_Vorliegender Text_
==========

Wolfsburg. Dieter Kalm war einer von Hunderten, die den Leidtragenden des Ukraine-Krieges halfen. Er ist für den „Wolfsburger des Jahres“ nominiert.

Die Invasion in die Ukraine durch die russische Armee am 20. Februar dieses Jahres war ein Schock für die Welt. Kriegerische Konflikte gab es zwar auch vorher schon – und die Flüchtlingsbewegungen nach Europa hatten das nicht vergessen gemacht. Aber so nah an Zuhause Raketeneinschläge und Zivilistenmorde zu wissen, das war schon etwas anderes.

Die Folge: Hunderttausende Menschen in Deutschland engagierten sich, um der Bevölkerung in der Ukraine zu helfen. Sie stellten Kleidung, Medikamente, Spielsachen zusammen, fuhren zum Teil selbst in Bullis und Sprintern zur polnisch-ukrainischen Grenze. In Wolfsburg stellte Unternehmer Teja Schönberger seine Industriehalle in der Borsighalle mietfrei dem DRK zur Verfügung, um dort die zahlreich auflaufenden Kartons voller Spenden zu sortieren.

==========

_Dateneinträge_
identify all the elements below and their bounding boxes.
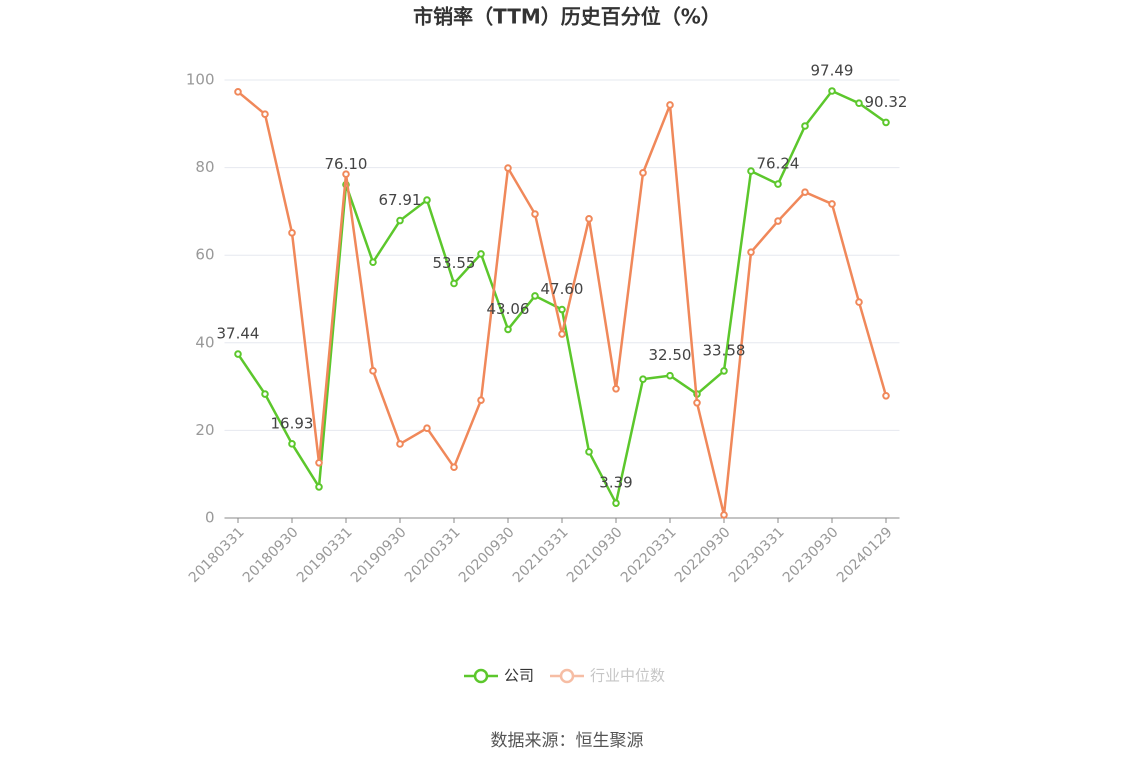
point: [801, 188, 809, 196]
point: [477, 250, 485, 258]
point: [585, 448, 593, 456]
point: [747, 248, 755, 256]
point: [477, 396, 485, 404]
point: [288, 440, 296, 448]
data-label: 90.32: [865, 93, 908, 111]
legend-item: 行业中位数: [550, 667, 665, 685]
point: [504, 164, 512, 172]
point: [369, 367, 377, 375]
point: [855, 99, 863, 108]
point: [423, 196, 431, 204]
point: [693, 399, 701, 407]
point: [504, 325, 512, 334]
x-tick-label: 20230930: [780, 524, 842, 586]
x-tick-label: 20210930: [564, 524, 626, 586]
data-label: 76.24: [757, 155, 800, 173]
x-tick-label: 20190331: [294, 524, 356, 586]
data-label: 76.10: [325, 155, 368, 173]
point: [801, 122, 809, 130]
point: [666, 371, 674, 380]
point: [531, 210, 539, 218]
point: [585, 215, 593, 223]
y-tick-label: 40: [195, 333, 214, 351]
data-label: 97.49: [811, 61, 854, 79]
data-label: 67.91: [379, 191, 422, 209]
legend-marker: [473, 668, 489, 684]
point: [396, 440, 404, 448]
point: [423, 424, 431, 433]
point: [639, 375, 647, 383]
x-tick-label: 20190930: [348, 524, 410, 586]
point: [666, 101, 674, 109]
x-tick-label: 20220331: [618, 524, 680, 586]
point: [558, 330, 566, 338]
point: [828, 87, 836, 95]
x-tick-label: 20180331: [186, 524, 248, 586]
point: [369, 258, 377, 267]
point: [774, 180, 782, 188]
data-label: 32.50: [649, 346, 692, 364]
point: [747, 167, 755, 175]
y-tick-label: 100: [186, 71, 215, 89]
point: [531, 292, 539, 300]
chart-title: 市销率（TTM）历史百分位（%）: [413, 5, 721, 29]
data-label: 3.39: [599, 474, 632, 492]
data-label: 53.55: [433, 254, 476, 272]
point: [612, 384, 620, 393]
data-label: 47.60: [541, 280, 584, 298]
point: [234, 350, 242, 358]
point: [450, 279, 458, 288]
point: [315, 459, 323, 467]
legend-label: 公司: [504, 667, 534, 685]
y-tick-label: 60: [195, 246, 214, 264]
point: [315, 483, 323, 491]
y-tick-label: 0: [205, 509, 215, 527]
data-label: 16.93: [271, 414, 314, 432]
point: [342, 170, 350, 178]
x-tick-label: 20240129: [834, 524, 896, 586]
x-tick-label: 20220930: [672, 524, 734, 586]
point: [261, 390, 269, 398]
data-label: 37.44: [217, 325, 260, 343]
x-tick-label: 20230331: [726, 524, 788, 586]
legend-item: 公司: [464, 667, 534, 685]
legend-label: 行业中位数: [590, 667, 665, 685]
point: [450, 463, 458, 471]
point: [882, 118, 890, 127]
point: [720, 367, 728, 375]
point: [855, 298, 863, 306]
point: [234, 88, 242, 96]
point: [720, 511, 728, 519]
data-label: 33.58: [703, 341, 746, 359]
point: [882, 391, 890, 400]
point: [639, 169, 647, 177]
point: [261, 110, 269, 118]
legend-marker: [559, 668, 575, 684]
point: [828, 200, 836, 208]
x-tick-label: 20200331: [402, 524, 464, 586]
point: [774, 217, 782, 225]
point: [396, 216, 404, 225]
point: [288, 229, 296, 237]
x-tick-label: 20210331: [510, 524, 572, 586]
data-label: 43.06: [487, 300, 530, 318]
y-tick-label: 80: [195, 158, 214, 176]
x-tick-label: 20200930: [456, 524, 518, 586]
point: [558, 305, 566, 314]
point: [612, 499, 620, 507]
source-note: 数据来源：恒生聚源: [491, 731, 644, 751]
y-tick-label: 20: [195, 421, 214, 439]
x-tick-label: 20180930: [240, 524, 302, 586]
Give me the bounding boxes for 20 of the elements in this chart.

==========

Tausche im Text über die Ukraine-Hilfe in Wolfsburg „Industriehalle“ gegen „Lagerhalle“ aus und gib dabei den Abschnitt wieder, der mit den Worten „Die Invasion in“ beginnt und mit „Spenden zu sortieren.“ endet.

_Fertige Antwort_
Die Invasion in die Ukraine durch die russische Armee am 20. Februar dieses Jahres war ein Schock für die Welt. Kriegerische Konflikte gab es zwar auch vorher schon – und die Flüchtlingsbewegungen nach Europa hatten das nicht vergessen gemacht. Aber so nah an Zuhause Raketeneinschläge und Zivilistenmorde zu wissen, das war schon etwas anderes.

Die Folge: Hunderttausende Menschen in Deutschland engagierten sich, um der Bevölkerung in der Ukraine zu helfen. Sie stellten Kleidung, Medikamente, Spielsachen zusammen, fuhren zum Teil selbst in Bullis und Sprintern zur polnisch-ukrainischen Grenze. In Wolfsburg stellte Unternehmer Teja Schönberger seine Lagerhalle in der Borsighalle mietfrei dem DRK zur Verfügung, um dort die zahlreich auflaufenden Kartons voller Spenden zu sortieren.